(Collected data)
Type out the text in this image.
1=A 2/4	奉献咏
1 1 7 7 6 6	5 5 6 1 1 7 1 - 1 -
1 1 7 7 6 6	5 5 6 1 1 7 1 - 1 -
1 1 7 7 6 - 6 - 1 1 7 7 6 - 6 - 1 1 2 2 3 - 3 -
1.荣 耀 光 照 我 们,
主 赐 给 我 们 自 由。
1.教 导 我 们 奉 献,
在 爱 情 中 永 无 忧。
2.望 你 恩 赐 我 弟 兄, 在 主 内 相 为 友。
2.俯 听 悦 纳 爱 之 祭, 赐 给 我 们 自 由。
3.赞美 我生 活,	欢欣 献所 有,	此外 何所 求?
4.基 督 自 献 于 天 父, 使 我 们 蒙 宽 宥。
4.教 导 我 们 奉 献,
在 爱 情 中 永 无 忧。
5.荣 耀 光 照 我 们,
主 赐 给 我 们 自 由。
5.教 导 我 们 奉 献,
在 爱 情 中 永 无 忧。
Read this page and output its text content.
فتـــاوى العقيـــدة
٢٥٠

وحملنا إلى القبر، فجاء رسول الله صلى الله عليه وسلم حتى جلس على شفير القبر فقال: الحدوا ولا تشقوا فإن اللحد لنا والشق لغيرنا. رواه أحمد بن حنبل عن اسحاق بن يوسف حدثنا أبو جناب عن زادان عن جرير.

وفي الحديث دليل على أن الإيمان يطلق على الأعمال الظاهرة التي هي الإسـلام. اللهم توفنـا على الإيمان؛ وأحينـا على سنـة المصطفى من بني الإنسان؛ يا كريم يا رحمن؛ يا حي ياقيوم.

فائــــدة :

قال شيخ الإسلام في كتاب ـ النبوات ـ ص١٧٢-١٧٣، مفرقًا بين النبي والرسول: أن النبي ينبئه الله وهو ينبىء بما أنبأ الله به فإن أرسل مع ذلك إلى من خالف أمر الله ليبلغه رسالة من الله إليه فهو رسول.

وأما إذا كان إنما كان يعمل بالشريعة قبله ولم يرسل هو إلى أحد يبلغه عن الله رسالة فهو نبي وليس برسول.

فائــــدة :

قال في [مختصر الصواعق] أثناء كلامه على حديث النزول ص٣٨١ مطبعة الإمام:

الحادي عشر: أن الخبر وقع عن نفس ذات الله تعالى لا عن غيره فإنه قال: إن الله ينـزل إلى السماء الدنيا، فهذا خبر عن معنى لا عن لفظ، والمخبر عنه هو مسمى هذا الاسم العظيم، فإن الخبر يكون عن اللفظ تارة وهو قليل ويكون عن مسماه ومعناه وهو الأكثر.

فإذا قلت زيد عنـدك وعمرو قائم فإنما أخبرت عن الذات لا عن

- [What is asked]
Copy each entry exactly, with nothing added or dropped.

- [Result of the exercise]
Type out the text in this image.
1=A 2/4	奉献咏
1 1 7 7 6 6	5 5 6 1 1 7 1 - 1 -
1 1 7 7 6 6	5 5 6 1 1 7 1 - 1 -
1 1 7 7 6 - 6 - 1 1 7 7 6 - 6 - 1 1 2 2 3 - 3 -
1.荣 耀 光 照 我 们,
主 赐 给 我 们 自 由。
1.教 导 我 们 奉 献,
在 爱 情 中 永 无 忧。
2.望 你 恩 赐 我 弟 兄, 在 主 内 相 为 友。
2.俯 听 悦 纳 爱 之 祭, 赐 给 我 们 自 由。
3.赞美 我生 活,	欢欣 献所 有,	此外 何所 求?
4.基 督 自 献 于 天 父, 使 我 们 蒙 宽 宥。
4.教 导 我 们 奉 献,
在 爱 情 中 永 无 忧。
5.荣 耀 光 照 我 们,
主 赐 给 我 们 自 由。
5.教 导 我 们 奉 献,
在 爱 情 中 永 无 忧。
Read this page and output its text content.
فتـــاوى العقيـــدة
٢٥٠

وحملنا إلى القبر، فجاء رسول الله صلى الله عليه وسلم حتى جلس على شفير القبر فقال: الحدوا ولا تشقوا فإن اللحد لنا والشق لغيرنا. رواه أحمد بن حنبل عن اسحاق بن يوسف حدثنا أبو جناب عن زادان عن جرير.

وفي الحديث دليل على أن الإيمان يطلق على الأعمال الظاهرة التي هي الإسـلام. اللهم توفنـا على الإيمان؛ وأحينـا على سنـة المصطفى من بني الإنسان؛ يا كريم يا رحمن؛ يا حي ياقيوم.

فائــــدة :

قال شيخ الإسلام في كتاب ـ النبوات ـ ص١٧٢-١٧٣، مفرقًا بين النبي والرسول: أن النبي ينبئه الله وهو ينبىء بما أنبأ الله به فإن أرسل مع ذلك إلى من خالف أمر الله ليبلغه رسالة من الله إليه فهو رسول.

وأما إذا كان إنما كان يعمل بالشريعة قبله ولم يرسل هو إلى أحد يبلغه عن الله رسالة فهو نبي وليس برسول.

فائــــدة :

قال في [مختصر الصواعق] أثناء كلامه على حديث النزول ص٣٨١ مطبعة الإمام:

الحادي عشر: أن الخبر وقع عن نفس ذات الله تعالى لا عن غيره فإنه قال: إن الله ينـزل إلى السماء الدنيا، فهذا خبر عن معنى لا عن لفظ، والمخبر عنه هو مسمى هذا الاسم العظيم، فإن الخبر يكون عن اللفظ تارة وهو قليل ويكون عن مسماه ومعناه وهو الأكثر.

فإذا قلت زيد عنـدك وعمرو قائم فإنما أخبرت عن الذات لا عن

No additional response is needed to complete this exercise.